===== Material =====
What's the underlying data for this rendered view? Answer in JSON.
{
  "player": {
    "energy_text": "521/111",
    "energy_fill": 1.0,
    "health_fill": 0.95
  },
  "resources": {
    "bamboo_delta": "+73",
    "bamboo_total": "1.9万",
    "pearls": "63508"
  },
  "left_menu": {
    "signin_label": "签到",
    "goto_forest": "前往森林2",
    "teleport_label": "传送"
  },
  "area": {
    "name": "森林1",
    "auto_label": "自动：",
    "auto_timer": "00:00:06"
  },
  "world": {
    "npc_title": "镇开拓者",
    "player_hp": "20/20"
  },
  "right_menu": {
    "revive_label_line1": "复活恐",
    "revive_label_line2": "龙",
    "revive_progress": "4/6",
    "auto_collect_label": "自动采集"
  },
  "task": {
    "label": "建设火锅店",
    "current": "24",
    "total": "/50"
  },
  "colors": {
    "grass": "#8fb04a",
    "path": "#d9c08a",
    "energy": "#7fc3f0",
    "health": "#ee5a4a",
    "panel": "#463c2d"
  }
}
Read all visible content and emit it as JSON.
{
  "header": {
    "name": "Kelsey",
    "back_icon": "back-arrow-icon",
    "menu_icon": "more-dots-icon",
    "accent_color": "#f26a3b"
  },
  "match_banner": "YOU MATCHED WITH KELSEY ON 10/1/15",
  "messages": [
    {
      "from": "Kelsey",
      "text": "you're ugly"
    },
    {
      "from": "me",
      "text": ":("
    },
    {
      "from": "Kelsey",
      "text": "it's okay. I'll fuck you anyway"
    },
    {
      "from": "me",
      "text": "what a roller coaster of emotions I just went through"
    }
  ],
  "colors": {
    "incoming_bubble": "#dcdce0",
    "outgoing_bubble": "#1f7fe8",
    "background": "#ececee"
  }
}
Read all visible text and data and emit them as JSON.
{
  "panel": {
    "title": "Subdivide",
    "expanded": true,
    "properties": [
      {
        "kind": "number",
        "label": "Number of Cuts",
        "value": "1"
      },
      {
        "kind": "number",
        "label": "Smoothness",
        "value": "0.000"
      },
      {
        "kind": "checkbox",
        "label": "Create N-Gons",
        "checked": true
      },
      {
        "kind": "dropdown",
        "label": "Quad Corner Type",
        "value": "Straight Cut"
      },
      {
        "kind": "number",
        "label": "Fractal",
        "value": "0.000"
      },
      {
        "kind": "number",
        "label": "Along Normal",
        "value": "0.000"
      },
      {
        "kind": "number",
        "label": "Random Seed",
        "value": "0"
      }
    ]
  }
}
=====
Exercise details
Print all of the entries again, exactly as written.

Solution to this task
What's the underlying data for this rendered view? Answer in JSON.
{
  "player": {
    "energy_text": "521/111",
    "energy_fill": 1.0,
    "health_fill": 0.95
  },
  "resources": {
    "bamboo_delta": "+73",
    "bamboo_total": "1.9万",
    "pearls": "63508"
  },
  "left_menu": {
    "signin_label": "签到",
    "goto_forest": "前往森林2",
    "teleport_label": "传送"
  },
  "area": {
    "name": "森林1",
    "auto_label": "自动：",
    "auto_timer": "00:00:06"
  },
  "world": {
    "npc_title": "镇开拓者",
    "player_hp": "20/20"
  },
  "right_menu": {
    "revive_label_line1": "复活恐",
    "revive_label_line2": "龙",
    "revive_progress": "4/6",
    "auto_collect_label": "自动采集"
  },
  "task": {
    "label": "建设火锅店",
    "current": "24",
    "total": "/50"
  },
  "colors": {
    "grass": "#8fb04a",
    "path": "#d9c08a",
    "energy": "#7fc3f0",
    "health": "#ee5a4a",
    "panel": "#463c2d"
  }
}
Read all visible content and emit it as JSON.
{
  "header": {
    "name": "Kelsey",
    "back_icon": "back-arrow-icon",
    "menu_icon": "more-dots-icon",
    "accent_color": "#f26a3b"
  },
  "match_banner": "YOU MATCHED WITH KELSEY ON 10/1/15",
  "messages": [
    {
      "from": "Kelsey",
      "text": "you're ugly"
    },
    {
      "from": "me",
      "text": ":("
    },
    {
      "from": "Kelsey",
      "text": "it's okay. I'll fuck you anyway"
    },
    {
      "from": "me",
      "text": "what a roller coaster of emotions I just went through"
    }
  ],
  "colors": {
    "incoming_bubble": "#dcdce0",
    "outgoing_bubble": "#1f7fe8",
    "background": "#ececee"
  }
}
Read all visible text and data and emit them as JSON.
{
  "panel": {
    "title": "Subdivide",
    "expanded": true,
    "properties": [
      {
        "kind": "number",
        "label": "Number of Cuts",
        "value": "1"
      },
      {
        "kind": "number",
        "label": "Smoothness",
        "value": "0.000"
      },
      {
        "kind": "checkbox",
        "label": "Create N-Gons",
        "checked": true
      },
      {
        "kind": "dropdown",
        "label": "Quad Corner Type",
        "value": "Straight Cut"
      },
      {
        "kind": "number",
        "label": "Fractal",
        "value": "0.000"
      },
      {
        "kind": "number",
        "label": "Along Normal",
        "value": "0.000"
      },
      {
        "kind": "number",
        "label": "Random Seed",
        "value": "0"
      }
    ]
  }
}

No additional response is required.